● **Objective**:
Pictures do not belong in the copy, so please give every entry below again exactly.

● **Material**:
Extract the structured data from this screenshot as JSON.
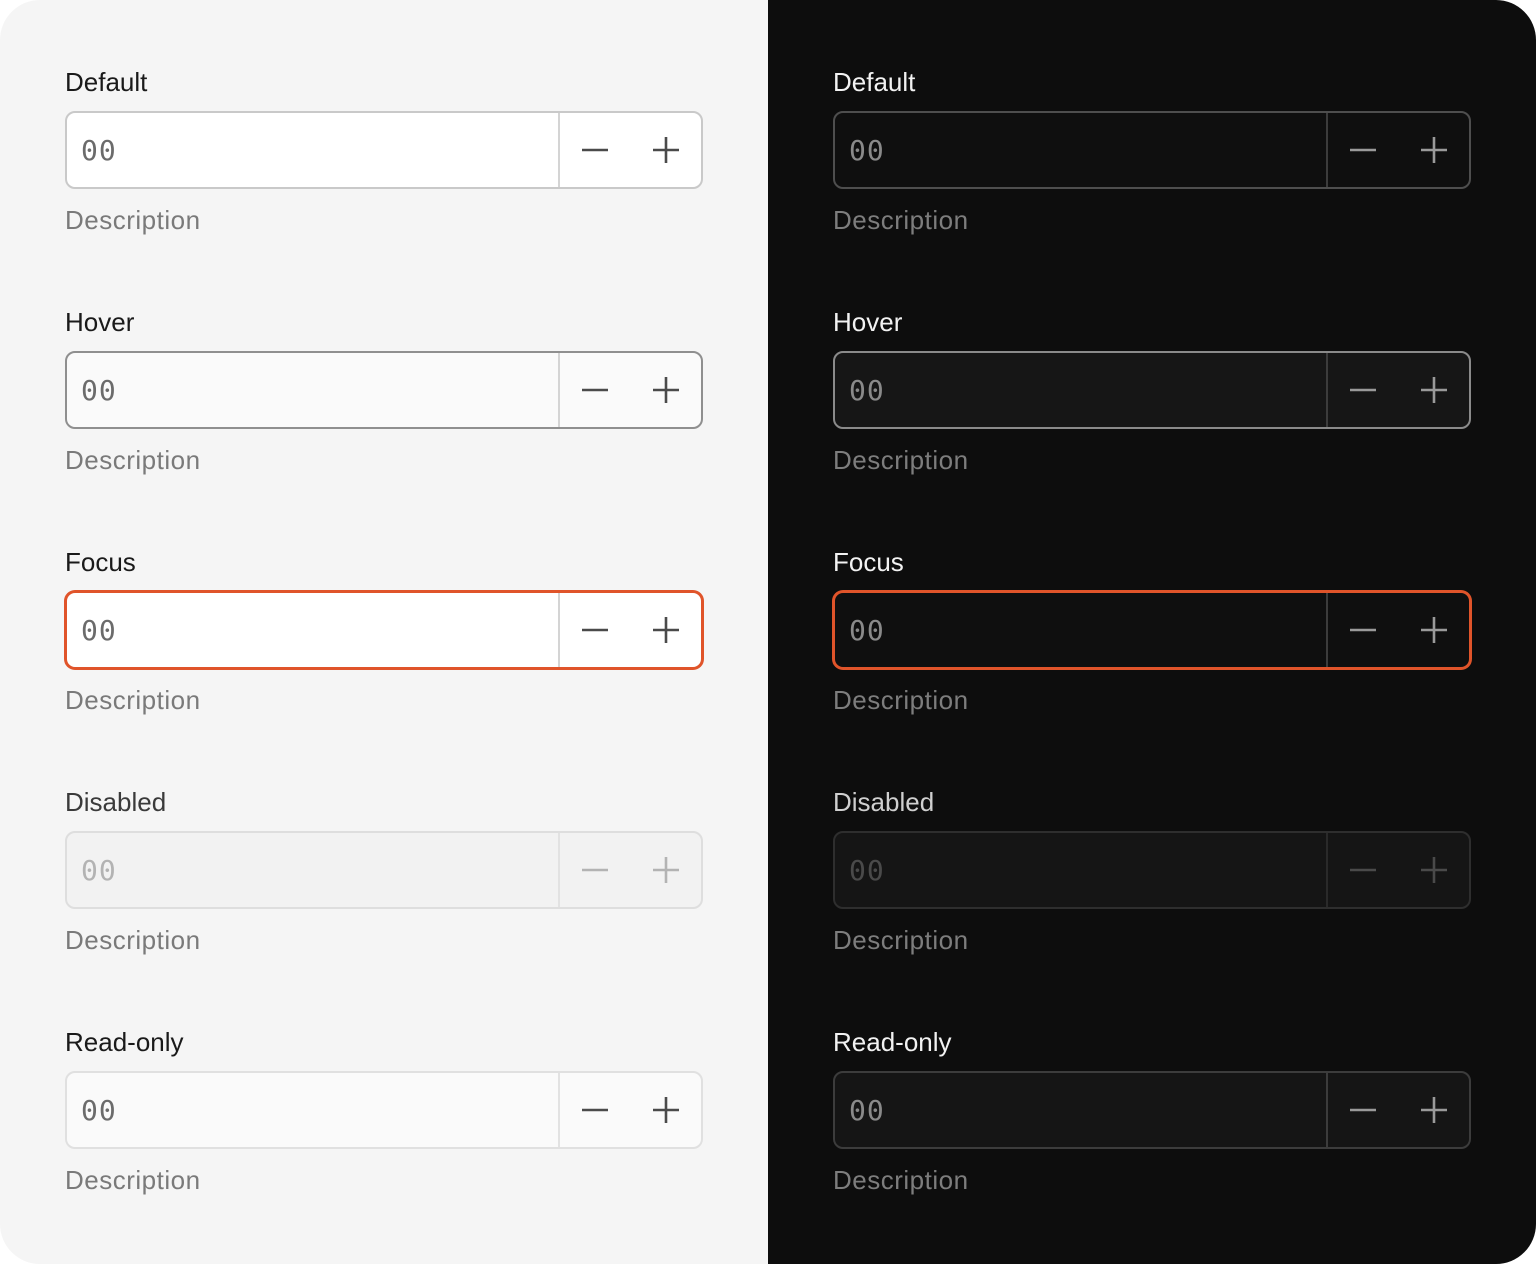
{
  "themes": {
    "light": {
      "background": "#f5f5f5",
      "accent": "#e0542a"
    },
    "dark": {
      "background": "#0d0d0d",
      "accent": "#e0542a"
    }
  },
  "states": [
    {
      "id": "default",
      "label": "Default",
      "value": "00",
      "description": "Description"
    },
    {
      "id": "hover",
      "label": "Hover",
      "value": "00",
      "description": "Description"
    },
    {
      "id": "focus",
      "label": "Focus",
      "value": "00",
      "description": "Description"
    },
    {
      "id": "disabled",
      "label": "Disabled",
      "value": "00",
      "description": "Description"
    },
    {
      "id": "readonly",
      "label": "Read-only",
      "value": "00",
      "description": "Description"
    }
  ],
  "icons": {
    "decrement": "minus-icon",
    "increment": "plus-icon"
  }
}
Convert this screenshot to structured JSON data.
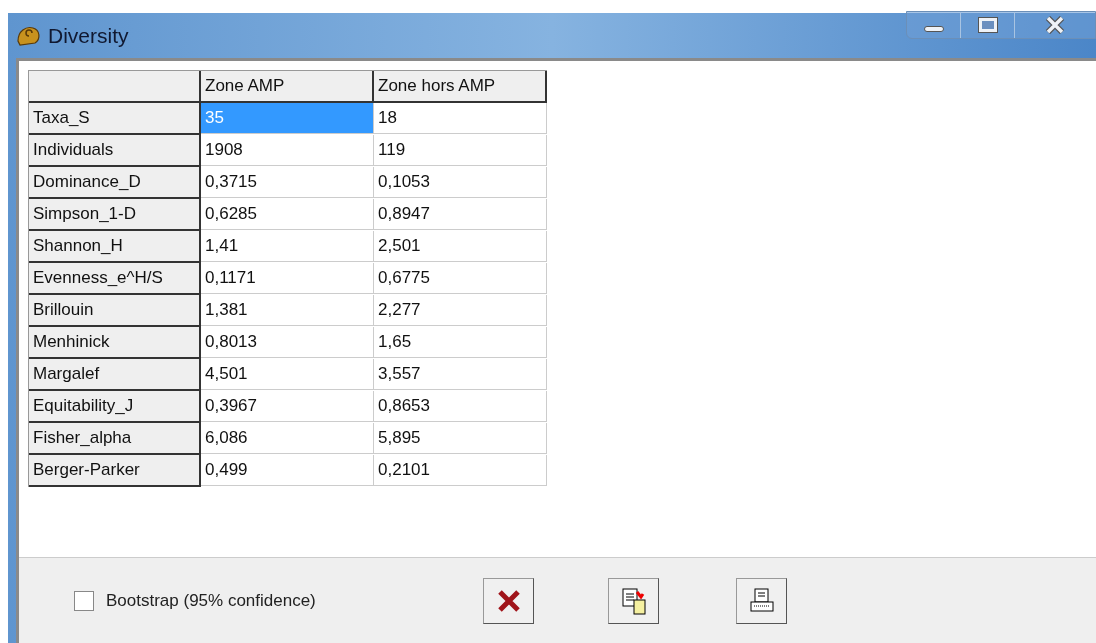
{
  "window": {
    "title": "Diversity"
  },
  "table": {
    "columns": [
      "Zone AMP",
      "Zone hors AMP"
    ],
    "rows": [
      {
        "label": "Taxa_S",
        "cells": [
          {
            "text": "35",
            "selected": true
          },
          {
            "text": "18",
            "selected": false
          }
        ]
      },
      {
        "label": "Individuals",
        "cells": [
          {
            "text": "1908",
            "selected": false
          },
          {
            "text": "119",
            "selected": false
          }
        ]
      },
      {
        "label": "Dominance_D",
        "cells": [
          {
            "text": "0,3715",
            "selected": false
          },
          {
            "text": "0,1053",
            "selected": false
          }
        ]
      },
      {
        "label": "Simpson_1-D",
        "cells": [
          {
            "text": "0,6285",
            "selected": false
          },
          {
            "text": "0,8947",
            "selected": false
          }
        ]
      },
      {
        "label": "Shannon_H",
        "cells": [
          {
            "text": "1,41",
            "selected": false
          },
          {
            "text": "2,501",
            "selected": false
          }
        ]
      },
      {
        "label": "Evenness_e^H/S",
        "cells": [
          {
            "text": "0,1171",
            "selected": false
          },
          {
            "text": "0,6775",
            "selected": false
          }
        ]
      },
      {
        "label": "Brillouin",
        "cells": [
          {
            "text": "1,381",
            "selected": false
          },
          {
            "text": "2,277",
            "selected": false
          }
        ]
      },
      {
        "label": "Menhinick",
        "cells": [
          {
            "text": "0,8013",
            "selected": false
          },
          {
            "text": "1,65",
            "selected": false
          }
        ]
      },
      {
        "label": "Margalef",
        "cells": [
          {
            "text": "4,501",
            "selected": false
          },
          {
            "text": "3,557",
            "selected": false
          }
        ]
      },
      {
        "label": "Equitability_J",
        "cells": [
          {
            "text": "0,3967",
            "selected": false
          },
          {
            "text": "0,8653",
            "selected": false
          }
        ]
      },
      {
        "label": "Fisher_alpha",
        "cells": [
          {
            "text": "6,086",
            "selected": false
          },
          {
            "text": "5,895",
            "selected": false
          }
        ]
      },
      {
        "label": "Berger-Parker",
        "cells": [
          {
            "text": "0,499",
            "selected": false
          },
          {
            "text": "0,2101",
            "selected": false
          }
        ]
      }
    ]
  },
  "bootstrap": {
    "label": "Bootstrap (95% confidence)",
    "checked": false
  }
}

● **Final result**:
Extract the structured data from this screenshot as JSON.
{
  "themes": {
    "light": {
      "background": "#f5f5f5",
      "accent": "#e0542a"
    },
    "dark": {
      "background": "#0d0d0d",
      "accent": "#e0542a"
    }
  },
  "states": [
    {
      "id": "default",
      "label": "Default",
      "value": "00",
      "description": "Description"
    },
    {
      "id": "hover",
      "label": "Hover",
      "value": "00",
      "description": "Description"
    },
    {
      "id": "focus",
      "label": "Focus",
      "value": "00",
      "description": "Description"
    },
    {
      "id": "disabled",
      "label": "Disabled",
      "value": "00",
      "description": "Description"
    },
    {
      "id": "readonly",
      "label": "Read-only",
      "value": "00",
      "description": "Description"
    }
  ],
  "icons": {
    "decrement": "minus-icon",
    "increment": "plus-icon"
  }
}
Convert this screenshot to structured JSON data.
{
  "window": {
    "title": "Diversity"
  },
  "table": {
    "columns": [
      "Zone AMP",
      "Zone hors AMP"
    ],
    "rows": [
      {
        "label": "Taxa_S",
        "cells": [
          {
            "text": "35",
            "selected": true
          },
          {
            "text": "18",
            "selected": false
          }
        ]
      },
      {
        "label": "Individuals",
        "cells": [
          {
            "text": "1908",
            "selected": false
          },
          {
            "text": "119",
            "selected": false
          }
        ]
      },
      {
        "label": "Dominance_D",
        "cells": [
          {
            "text": "0,3715",
            "selected": false
          },
          {
            "text": "0,1053",
            "selected": false
          }
        ]
      },
      {
        "label": "Simpson_1-D",
        "cells": [
          {
            "text": "0,6285",
            "selected": false
          },
          {
            "text": "0,8947",
            "selected": false
          }
        ]
      },
      {
        "label": "Shannon_H",
        "cells": [
          {
            "text": "1,41",
            "selected": false
          },
          {
            "text": "2,501",
            "selected": false
          }
        ]
      },
      {
        "label": "Evenness_e^H/S",
        "cells": [
          {
            "text": "0,1171",
            "selected": false
          },
          {
            "text": "0,6775",
            "selected": false
          }
        ]
      },
      {
        "label": "Brillouin",
        "cells": [
          {
            "text": "1,381",
            "selected": false
          },
          {
            "text": "2,277",
            "selected": false
          }
        ]
      },
      {
        "label": "Menhinick",
        "cells": [
          {
            "text": "0,8013",
            "selected": false
          },
          {
            "text": "1,65",
            "selected": false
          }
        ]
      },
      {
        "label": "Margalef",
        "cells": [
          {
            "text": "4,501",
            "selected": false
          },
          {
            "text": "3,557",
            "selected": false
          }
        ]
      },
      {
        "label": "Equitability_J",
        "cells": [
          {
            "text": "0,3967",
            "selected": false
          },
          {
            "text": "0,8653",
            "selected": false
          }
        ]
      },
      {
        "label": "Fisher_alpha",
        "cells": [
          {
            "text": "6,086",
            "selected": false
          },
          {
            "text": "5,895",
            "selected": false
          }
        ]
      },
      {
        "label": "Berger-Parker",
        "cells": [
          {
            "text": "0,499",
            "selected": false
          },
          {
            "text": "0,2101",
            "selected": false
          }
        ]
      }
    ]
  },
  "bootstrap": {
    "label": "Bootstrap (95% confidence)",
    "checked": false
  }
}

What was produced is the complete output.